_What is expected_: Count each line in which the word "Expenses" appears. Reply with the total and nothing more.

────────────────

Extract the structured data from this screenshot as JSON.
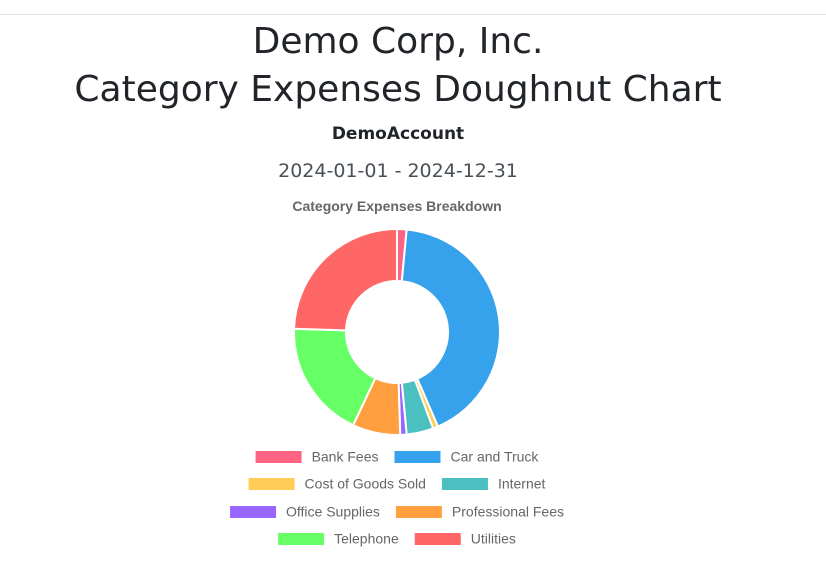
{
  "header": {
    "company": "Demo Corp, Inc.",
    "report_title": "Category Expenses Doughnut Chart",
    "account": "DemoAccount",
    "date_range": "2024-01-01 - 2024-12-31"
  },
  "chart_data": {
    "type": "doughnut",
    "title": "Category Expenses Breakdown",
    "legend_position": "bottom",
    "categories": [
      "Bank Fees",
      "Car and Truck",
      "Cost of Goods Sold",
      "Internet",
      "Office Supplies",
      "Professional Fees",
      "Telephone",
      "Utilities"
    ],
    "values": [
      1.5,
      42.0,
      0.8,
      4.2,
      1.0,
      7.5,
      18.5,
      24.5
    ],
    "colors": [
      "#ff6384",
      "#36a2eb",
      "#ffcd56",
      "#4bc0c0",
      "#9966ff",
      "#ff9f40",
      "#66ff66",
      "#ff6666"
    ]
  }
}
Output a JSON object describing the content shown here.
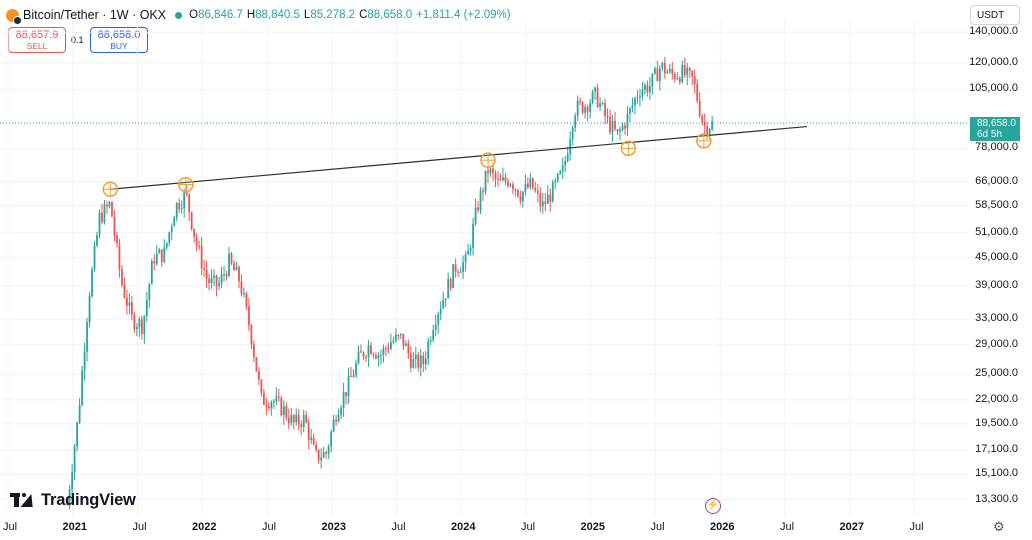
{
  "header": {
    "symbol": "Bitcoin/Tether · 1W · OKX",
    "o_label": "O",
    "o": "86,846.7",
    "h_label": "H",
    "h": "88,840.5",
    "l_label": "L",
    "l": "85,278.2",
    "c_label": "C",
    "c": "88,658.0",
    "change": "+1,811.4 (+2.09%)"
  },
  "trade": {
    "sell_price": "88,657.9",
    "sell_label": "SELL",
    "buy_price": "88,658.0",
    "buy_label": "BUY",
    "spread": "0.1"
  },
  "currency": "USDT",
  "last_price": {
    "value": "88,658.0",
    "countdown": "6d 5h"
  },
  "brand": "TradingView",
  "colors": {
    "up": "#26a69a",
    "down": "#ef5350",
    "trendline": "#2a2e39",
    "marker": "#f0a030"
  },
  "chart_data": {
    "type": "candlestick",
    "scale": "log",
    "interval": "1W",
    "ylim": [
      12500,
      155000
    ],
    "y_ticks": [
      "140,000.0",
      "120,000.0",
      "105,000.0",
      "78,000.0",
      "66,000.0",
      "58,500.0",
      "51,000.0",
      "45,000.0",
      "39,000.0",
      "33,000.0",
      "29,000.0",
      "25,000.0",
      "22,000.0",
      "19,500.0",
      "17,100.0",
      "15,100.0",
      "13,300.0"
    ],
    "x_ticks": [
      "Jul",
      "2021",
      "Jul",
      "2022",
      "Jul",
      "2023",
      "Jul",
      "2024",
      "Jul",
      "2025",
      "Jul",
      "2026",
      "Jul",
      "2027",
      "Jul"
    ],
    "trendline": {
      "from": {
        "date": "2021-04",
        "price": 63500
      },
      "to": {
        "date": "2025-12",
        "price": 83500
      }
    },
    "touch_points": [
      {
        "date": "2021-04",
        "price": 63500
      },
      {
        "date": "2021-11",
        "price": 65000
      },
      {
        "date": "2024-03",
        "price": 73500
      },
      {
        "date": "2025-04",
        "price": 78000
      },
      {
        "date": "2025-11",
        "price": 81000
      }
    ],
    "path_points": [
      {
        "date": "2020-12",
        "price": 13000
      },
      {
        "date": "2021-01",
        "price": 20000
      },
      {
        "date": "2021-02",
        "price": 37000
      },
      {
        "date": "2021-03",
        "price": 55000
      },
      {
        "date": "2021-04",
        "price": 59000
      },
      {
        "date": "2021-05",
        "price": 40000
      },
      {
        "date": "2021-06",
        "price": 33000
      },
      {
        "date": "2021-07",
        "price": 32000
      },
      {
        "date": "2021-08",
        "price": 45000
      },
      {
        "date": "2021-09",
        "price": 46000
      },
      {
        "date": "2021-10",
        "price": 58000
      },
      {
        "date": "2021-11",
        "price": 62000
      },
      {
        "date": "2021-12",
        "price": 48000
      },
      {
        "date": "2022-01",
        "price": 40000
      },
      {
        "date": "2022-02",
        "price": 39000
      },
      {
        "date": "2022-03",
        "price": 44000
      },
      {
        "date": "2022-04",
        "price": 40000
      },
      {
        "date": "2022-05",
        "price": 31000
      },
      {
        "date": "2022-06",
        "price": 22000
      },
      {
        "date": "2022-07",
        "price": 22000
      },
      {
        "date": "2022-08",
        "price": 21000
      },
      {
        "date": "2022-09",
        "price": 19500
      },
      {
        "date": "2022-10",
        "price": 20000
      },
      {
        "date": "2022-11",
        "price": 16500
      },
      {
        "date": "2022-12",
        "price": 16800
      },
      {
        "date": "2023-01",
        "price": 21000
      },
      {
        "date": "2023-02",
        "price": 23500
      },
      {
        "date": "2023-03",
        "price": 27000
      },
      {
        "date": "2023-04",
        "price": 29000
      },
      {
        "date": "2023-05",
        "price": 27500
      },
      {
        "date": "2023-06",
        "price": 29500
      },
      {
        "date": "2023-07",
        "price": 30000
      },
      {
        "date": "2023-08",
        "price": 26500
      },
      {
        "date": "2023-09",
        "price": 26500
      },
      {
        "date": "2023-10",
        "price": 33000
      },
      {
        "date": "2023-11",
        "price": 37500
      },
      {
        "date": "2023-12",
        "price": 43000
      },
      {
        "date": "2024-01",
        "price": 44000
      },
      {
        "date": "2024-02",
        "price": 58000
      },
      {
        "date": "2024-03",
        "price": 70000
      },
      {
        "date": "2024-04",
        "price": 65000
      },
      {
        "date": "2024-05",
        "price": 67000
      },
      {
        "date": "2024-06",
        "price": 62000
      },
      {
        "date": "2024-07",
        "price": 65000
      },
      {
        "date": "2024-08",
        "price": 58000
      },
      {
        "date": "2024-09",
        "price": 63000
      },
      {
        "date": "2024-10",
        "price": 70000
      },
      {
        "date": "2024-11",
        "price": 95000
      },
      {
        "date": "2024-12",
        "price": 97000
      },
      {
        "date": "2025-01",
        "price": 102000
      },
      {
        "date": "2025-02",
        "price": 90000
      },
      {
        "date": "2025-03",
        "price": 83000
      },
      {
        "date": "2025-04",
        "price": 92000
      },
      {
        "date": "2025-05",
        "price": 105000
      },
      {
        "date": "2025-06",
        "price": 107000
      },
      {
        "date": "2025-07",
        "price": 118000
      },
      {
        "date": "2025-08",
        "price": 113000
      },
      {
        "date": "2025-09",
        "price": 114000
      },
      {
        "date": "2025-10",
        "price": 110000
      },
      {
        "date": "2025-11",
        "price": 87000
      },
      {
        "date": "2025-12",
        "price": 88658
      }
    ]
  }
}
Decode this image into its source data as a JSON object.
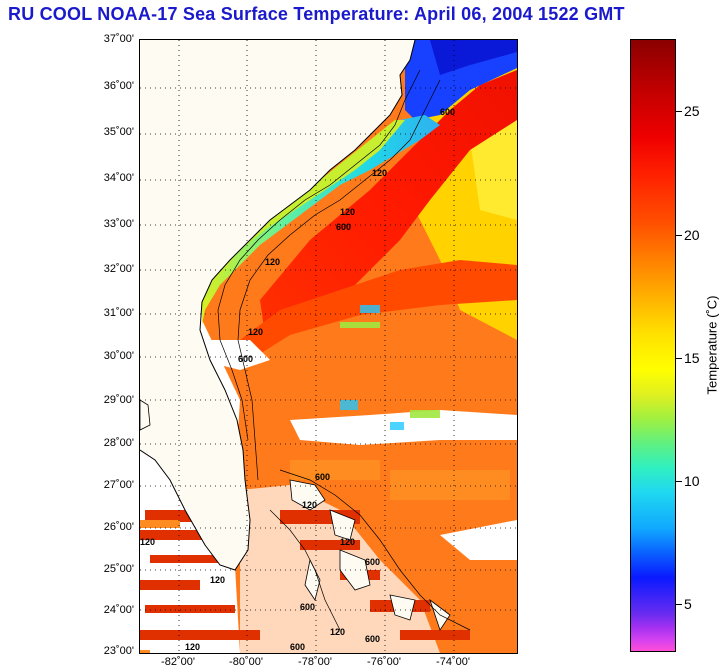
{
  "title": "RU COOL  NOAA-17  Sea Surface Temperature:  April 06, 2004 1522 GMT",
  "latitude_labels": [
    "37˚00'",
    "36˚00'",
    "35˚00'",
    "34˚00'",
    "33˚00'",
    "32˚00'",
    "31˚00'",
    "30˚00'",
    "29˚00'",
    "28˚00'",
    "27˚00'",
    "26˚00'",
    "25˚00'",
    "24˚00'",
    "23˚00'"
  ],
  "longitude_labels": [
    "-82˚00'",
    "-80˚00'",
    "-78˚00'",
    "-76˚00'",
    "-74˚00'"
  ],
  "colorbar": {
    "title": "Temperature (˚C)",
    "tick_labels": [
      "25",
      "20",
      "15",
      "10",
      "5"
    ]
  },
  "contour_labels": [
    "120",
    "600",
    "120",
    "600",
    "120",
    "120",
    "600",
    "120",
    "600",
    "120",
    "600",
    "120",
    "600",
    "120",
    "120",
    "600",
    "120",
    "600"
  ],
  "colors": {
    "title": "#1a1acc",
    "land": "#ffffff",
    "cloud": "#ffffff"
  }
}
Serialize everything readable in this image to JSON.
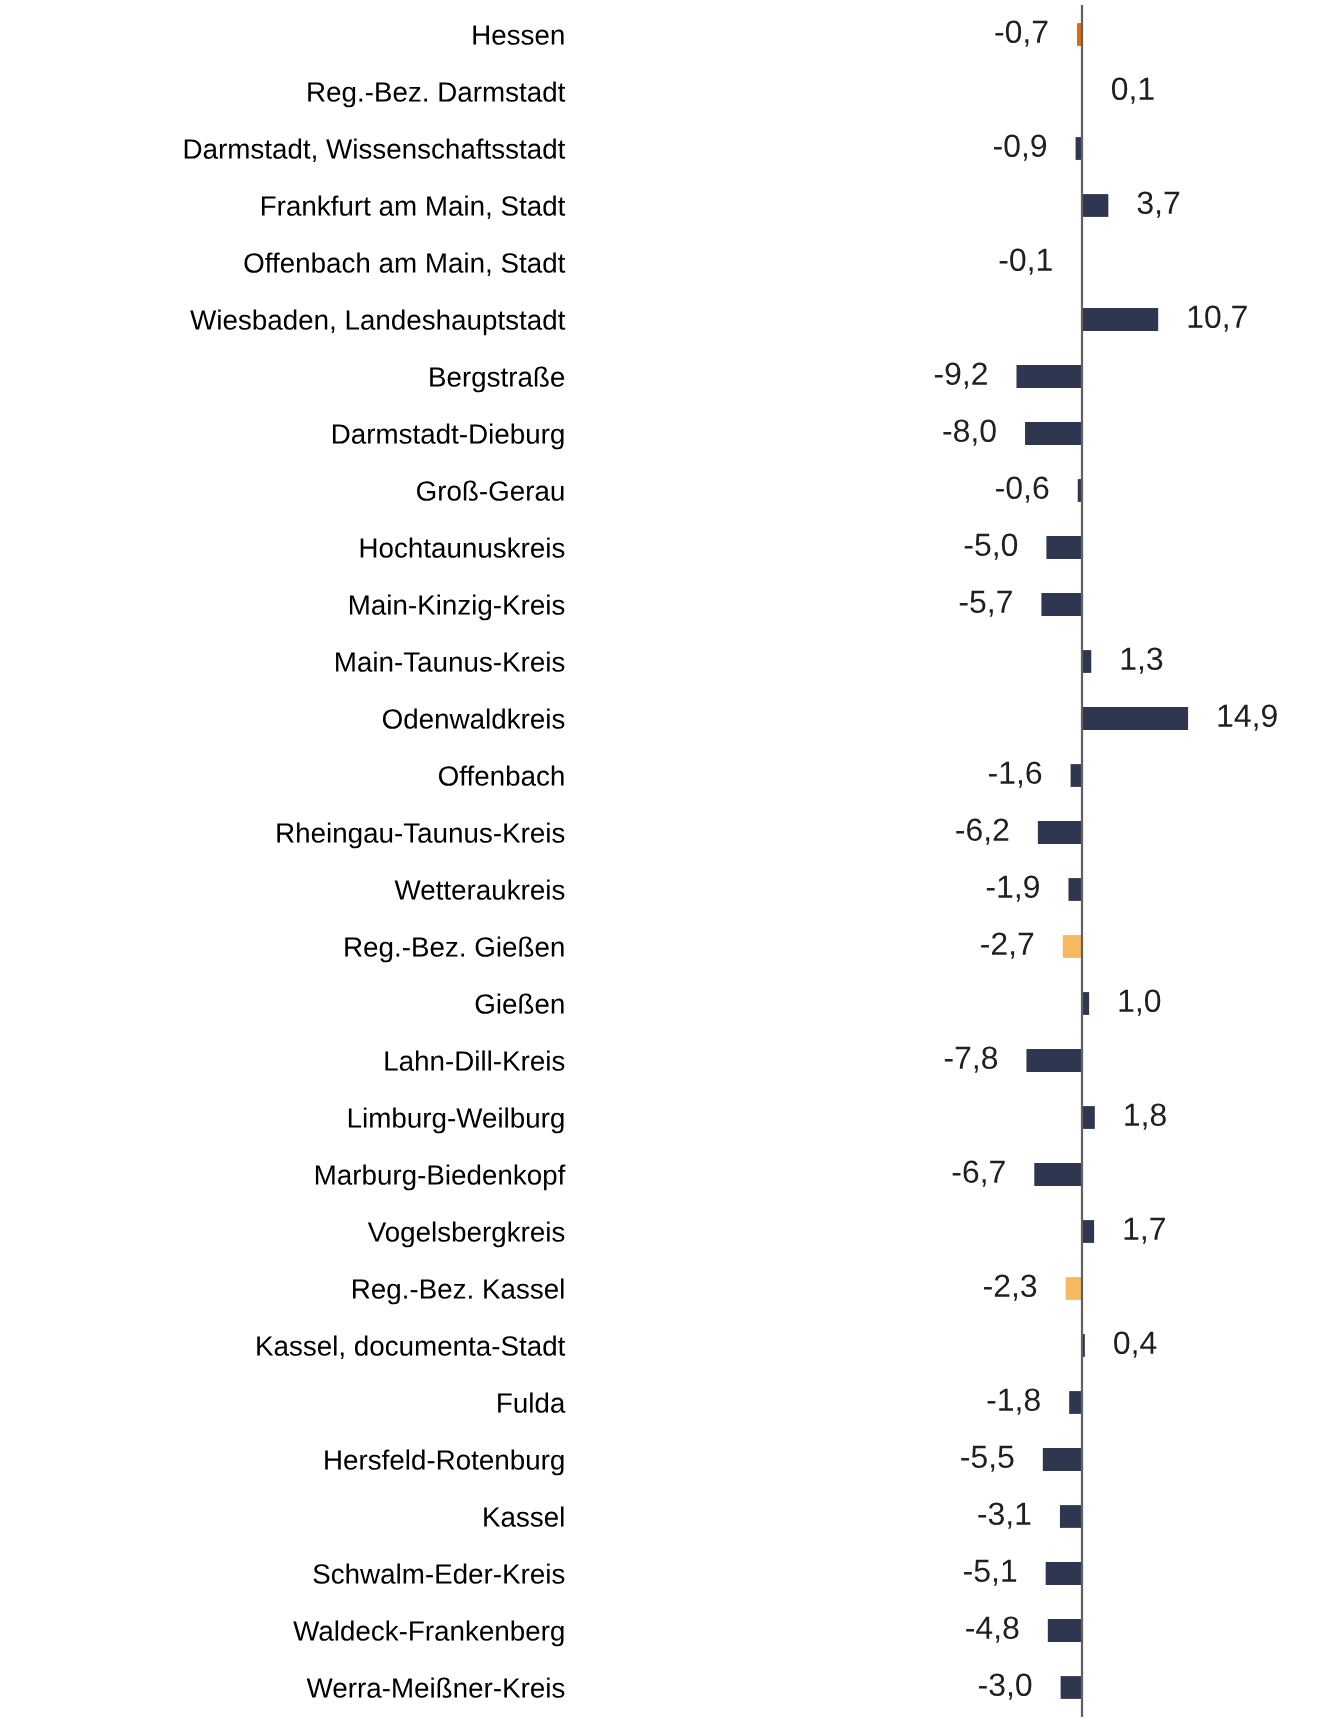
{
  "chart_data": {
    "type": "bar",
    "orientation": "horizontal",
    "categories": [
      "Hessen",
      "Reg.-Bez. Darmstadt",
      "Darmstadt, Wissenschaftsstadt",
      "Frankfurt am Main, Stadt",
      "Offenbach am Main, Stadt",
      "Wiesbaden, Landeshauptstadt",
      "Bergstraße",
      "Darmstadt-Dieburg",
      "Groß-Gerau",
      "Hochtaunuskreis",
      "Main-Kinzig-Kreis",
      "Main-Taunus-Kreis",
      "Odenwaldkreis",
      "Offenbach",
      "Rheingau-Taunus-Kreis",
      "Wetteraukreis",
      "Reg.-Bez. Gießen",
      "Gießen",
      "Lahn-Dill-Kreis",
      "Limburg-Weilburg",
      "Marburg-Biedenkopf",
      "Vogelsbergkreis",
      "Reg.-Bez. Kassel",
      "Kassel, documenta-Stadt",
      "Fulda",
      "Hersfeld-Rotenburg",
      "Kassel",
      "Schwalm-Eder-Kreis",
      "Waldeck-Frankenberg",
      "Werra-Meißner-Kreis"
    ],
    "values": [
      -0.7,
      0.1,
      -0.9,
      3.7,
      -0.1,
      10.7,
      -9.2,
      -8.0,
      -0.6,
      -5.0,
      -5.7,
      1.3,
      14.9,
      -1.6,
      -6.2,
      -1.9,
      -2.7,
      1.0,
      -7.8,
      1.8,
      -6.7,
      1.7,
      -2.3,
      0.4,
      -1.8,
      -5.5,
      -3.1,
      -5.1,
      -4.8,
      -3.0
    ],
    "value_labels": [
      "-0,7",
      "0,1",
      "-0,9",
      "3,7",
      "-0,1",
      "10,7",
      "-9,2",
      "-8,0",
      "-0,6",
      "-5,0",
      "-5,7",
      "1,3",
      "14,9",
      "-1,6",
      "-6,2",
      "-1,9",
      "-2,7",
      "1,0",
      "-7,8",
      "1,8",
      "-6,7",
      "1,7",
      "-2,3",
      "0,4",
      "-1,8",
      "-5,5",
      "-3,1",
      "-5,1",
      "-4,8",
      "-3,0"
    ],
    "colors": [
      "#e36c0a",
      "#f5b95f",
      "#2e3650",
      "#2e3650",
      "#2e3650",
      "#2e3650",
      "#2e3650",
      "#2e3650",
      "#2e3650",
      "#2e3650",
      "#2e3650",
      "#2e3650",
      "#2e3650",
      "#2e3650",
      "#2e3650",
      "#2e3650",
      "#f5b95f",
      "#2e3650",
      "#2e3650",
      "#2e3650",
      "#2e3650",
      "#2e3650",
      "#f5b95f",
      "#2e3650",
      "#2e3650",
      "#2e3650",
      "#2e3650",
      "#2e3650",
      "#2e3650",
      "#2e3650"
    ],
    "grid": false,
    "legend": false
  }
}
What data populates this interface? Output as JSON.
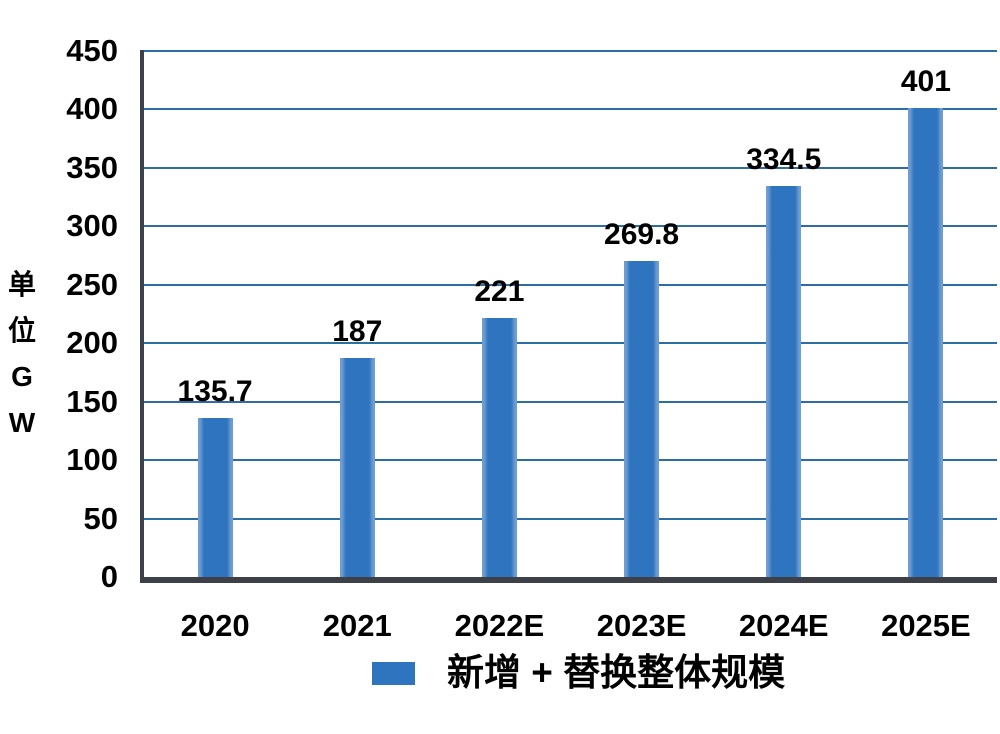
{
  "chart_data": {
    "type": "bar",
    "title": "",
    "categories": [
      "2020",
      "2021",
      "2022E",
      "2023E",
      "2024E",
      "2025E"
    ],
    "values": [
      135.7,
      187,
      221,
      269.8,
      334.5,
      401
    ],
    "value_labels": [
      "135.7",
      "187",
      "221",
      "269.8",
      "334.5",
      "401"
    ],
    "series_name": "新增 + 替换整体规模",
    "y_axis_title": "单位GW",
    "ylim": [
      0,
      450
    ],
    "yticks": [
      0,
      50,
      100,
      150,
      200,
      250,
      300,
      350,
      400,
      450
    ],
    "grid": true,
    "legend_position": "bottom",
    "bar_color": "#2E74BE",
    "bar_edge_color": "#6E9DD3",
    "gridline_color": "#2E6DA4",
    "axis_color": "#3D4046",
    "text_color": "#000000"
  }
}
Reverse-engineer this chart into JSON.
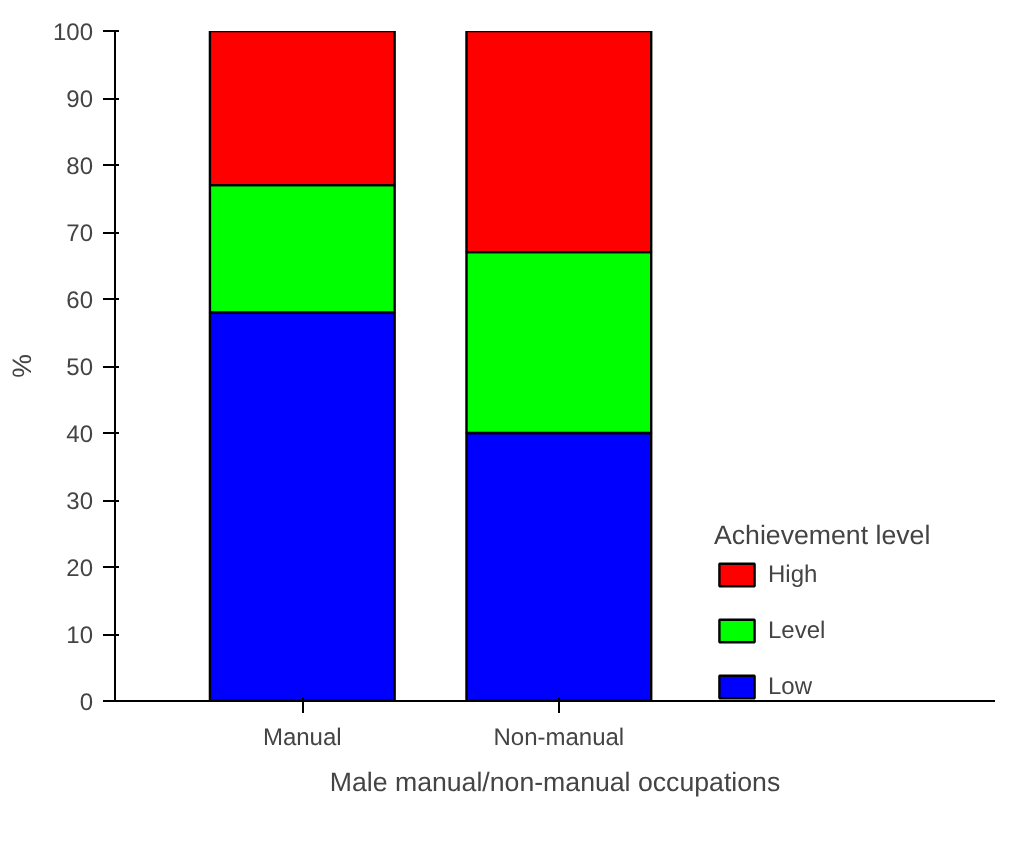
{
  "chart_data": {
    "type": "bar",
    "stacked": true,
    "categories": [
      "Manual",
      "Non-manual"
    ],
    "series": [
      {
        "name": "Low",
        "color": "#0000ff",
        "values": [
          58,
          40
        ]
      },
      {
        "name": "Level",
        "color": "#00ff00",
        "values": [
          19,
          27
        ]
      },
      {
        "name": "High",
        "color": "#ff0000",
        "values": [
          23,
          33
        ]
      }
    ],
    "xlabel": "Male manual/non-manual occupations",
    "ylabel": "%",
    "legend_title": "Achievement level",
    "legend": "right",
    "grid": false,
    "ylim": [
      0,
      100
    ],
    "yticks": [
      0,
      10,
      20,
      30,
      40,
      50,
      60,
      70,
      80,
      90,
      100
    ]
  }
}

────────────────

_Exercise response_: 2